Below are some entries. Copy each line that holds the string "BLACK".

[Data entries]
####################

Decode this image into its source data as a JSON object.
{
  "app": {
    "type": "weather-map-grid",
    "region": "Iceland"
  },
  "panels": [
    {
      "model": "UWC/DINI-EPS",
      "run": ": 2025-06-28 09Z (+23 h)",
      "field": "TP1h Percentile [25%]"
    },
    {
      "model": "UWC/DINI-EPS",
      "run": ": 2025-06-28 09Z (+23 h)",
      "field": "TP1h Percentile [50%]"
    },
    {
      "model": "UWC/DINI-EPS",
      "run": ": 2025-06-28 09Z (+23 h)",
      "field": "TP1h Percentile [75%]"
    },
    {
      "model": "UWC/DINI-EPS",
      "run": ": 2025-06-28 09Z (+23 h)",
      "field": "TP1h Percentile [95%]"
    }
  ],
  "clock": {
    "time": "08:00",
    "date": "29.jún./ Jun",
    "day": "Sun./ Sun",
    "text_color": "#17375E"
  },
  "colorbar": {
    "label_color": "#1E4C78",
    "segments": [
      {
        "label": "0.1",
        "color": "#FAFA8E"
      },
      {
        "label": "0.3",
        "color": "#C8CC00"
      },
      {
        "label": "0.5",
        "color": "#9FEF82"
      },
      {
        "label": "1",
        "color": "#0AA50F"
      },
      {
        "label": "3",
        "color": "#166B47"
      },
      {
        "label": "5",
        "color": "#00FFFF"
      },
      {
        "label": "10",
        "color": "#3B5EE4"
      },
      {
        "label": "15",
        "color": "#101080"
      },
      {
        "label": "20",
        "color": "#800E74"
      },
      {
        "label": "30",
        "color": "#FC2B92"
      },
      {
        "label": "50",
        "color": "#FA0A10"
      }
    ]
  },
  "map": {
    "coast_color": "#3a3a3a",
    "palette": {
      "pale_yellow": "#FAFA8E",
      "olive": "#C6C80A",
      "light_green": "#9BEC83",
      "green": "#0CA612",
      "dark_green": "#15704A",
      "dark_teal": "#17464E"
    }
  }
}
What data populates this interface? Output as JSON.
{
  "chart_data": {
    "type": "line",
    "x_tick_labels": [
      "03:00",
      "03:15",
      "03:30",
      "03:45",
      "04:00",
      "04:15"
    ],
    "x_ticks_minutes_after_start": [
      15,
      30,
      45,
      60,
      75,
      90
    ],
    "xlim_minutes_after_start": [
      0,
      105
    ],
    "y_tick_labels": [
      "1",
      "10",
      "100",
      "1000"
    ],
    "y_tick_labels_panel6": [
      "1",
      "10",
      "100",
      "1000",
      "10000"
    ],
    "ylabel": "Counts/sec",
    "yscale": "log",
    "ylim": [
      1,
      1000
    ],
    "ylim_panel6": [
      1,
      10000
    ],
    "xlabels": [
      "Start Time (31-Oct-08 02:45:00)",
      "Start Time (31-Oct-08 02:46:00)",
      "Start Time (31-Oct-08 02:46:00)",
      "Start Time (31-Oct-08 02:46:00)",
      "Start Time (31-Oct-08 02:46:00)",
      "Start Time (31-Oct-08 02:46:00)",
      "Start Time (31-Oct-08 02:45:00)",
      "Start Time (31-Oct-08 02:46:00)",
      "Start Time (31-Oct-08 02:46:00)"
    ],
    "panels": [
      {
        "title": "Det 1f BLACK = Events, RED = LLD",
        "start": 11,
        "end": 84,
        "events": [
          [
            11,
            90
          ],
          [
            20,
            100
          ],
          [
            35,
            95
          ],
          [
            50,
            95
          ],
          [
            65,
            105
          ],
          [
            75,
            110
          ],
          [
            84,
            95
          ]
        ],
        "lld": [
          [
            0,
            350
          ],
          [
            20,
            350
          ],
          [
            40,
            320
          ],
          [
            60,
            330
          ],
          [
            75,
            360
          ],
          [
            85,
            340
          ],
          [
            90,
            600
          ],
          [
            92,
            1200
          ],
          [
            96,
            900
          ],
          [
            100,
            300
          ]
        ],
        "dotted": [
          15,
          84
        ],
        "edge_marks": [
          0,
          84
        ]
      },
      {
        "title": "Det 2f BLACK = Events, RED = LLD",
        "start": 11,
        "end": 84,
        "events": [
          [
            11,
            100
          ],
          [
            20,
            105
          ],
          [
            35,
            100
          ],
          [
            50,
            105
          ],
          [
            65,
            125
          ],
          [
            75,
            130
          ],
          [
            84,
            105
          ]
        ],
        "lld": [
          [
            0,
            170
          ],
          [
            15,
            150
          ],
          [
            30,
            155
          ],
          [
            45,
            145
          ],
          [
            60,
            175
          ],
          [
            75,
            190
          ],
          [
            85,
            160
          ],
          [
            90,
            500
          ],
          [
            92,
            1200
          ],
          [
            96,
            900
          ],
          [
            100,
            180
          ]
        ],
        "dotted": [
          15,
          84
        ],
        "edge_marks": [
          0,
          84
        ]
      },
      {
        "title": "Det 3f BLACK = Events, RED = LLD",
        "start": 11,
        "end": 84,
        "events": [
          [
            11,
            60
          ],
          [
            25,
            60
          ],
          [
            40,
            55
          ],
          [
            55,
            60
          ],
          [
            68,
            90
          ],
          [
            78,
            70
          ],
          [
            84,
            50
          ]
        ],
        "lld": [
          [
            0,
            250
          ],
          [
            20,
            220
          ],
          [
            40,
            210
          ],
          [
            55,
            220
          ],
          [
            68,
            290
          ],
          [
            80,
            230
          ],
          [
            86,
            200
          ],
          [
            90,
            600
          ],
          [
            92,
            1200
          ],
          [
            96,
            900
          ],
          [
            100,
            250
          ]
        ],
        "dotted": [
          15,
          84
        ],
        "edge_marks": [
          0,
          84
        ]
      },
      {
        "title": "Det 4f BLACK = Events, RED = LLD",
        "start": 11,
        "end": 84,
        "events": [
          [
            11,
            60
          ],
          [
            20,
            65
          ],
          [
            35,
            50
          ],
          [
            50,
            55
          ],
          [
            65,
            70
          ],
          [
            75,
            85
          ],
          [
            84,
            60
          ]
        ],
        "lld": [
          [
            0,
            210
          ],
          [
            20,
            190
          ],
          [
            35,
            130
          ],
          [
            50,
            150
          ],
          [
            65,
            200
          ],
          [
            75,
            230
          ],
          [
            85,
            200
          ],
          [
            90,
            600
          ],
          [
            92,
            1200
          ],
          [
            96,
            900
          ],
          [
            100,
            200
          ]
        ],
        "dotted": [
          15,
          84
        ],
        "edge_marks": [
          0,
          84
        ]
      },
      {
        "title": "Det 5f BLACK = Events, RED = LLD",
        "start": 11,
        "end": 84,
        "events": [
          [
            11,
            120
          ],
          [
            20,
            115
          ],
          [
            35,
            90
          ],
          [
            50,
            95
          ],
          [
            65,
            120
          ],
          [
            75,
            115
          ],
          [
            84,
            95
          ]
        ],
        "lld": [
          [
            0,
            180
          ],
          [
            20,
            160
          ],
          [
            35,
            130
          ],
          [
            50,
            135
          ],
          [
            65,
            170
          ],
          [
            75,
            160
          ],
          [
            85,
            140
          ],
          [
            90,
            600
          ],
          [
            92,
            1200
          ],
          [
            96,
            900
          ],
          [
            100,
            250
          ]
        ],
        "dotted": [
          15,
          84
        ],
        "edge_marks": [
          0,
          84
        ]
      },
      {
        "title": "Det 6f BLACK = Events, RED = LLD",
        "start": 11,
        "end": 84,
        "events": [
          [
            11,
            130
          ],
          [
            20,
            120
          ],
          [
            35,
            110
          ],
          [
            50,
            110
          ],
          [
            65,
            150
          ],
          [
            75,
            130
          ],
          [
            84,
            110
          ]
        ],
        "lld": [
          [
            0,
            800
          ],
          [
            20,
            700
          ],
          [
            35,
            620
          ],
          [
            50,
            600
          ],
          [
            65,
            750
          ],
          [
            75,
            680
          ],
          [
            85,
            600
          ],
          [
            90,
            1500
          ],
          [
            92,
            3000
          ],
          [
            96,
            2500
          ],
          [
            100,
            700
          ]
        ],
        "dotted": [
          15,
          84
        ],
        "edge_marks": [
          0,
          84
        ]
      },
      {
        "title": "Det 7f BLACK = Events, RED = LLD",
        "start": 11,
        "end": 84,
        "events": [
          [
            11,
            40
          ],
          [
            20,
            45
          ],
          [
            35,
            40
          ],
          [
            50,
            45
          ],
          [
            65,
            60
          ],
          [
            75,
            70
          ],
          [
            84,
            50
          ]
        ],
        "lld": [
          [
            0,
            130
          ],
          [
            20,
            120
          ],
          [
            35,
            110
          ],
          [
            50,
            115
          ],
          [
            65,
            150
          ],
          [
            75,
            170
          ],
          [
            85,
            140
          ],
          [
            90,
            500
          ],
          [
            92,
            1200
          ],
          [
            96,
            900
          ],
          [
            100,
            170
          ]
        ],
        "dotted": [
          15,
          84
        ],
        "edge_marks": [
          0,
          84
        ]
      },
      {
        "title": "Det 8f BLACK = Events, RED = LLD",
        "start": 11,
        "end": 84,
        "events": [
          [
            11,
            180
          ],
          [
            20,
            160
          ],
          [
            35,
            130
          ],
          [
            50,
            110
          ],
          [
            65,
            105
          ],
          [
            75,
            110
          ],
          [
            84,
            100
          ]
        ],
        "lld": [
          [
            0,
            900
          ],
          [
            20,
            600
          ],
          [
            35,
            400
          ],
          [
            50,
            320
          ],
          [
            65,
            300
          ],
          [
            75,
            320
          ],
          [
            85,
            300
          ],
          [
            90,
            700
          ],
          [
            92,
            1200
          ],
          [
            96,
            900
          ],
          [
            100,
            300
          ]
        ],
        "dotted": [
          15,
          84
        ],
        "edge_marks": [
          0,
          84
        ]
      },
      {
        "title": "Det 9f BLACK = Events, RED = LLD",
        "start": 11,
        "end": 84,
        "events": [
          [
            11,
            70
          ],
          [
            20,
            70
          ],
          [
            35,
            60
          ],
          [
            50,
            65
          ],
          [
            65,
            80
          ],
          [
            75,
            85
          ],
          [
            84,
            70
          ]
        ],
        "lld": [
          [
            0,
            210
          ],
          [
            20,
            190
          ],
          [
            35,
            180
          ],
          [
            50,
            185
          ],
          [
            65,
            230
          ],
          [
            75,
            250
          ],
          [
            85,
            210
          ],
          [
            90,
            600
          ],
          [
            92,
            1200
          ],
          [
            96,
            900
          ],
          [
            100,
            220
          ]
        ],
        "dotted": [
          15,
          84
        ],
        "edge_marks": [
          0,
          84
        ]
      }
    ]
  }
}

####################

* ANSWER IN FULL
        "title": "Det 1f BLACK = Events, RED = LLD",
        "title": "Det 2f BLACK = Events, RED = LLD",
        "title": "Det 3f BLACK = Events, RED = LLD",
        "title": "Det 4f BLACK = Events, RED = LLD",
        "title": "Det 5f BLACK = Events, RED = LLD",
        "title": "Det 6f BLACK = Events, RED = LLD",
        "title": "Det 7f BLACK = Events, RED = LLD",
        "title": "Det 8f BLACK = Events, RED = LLD",
        "title": "Det 9f BLACK = Events, RED = LLD",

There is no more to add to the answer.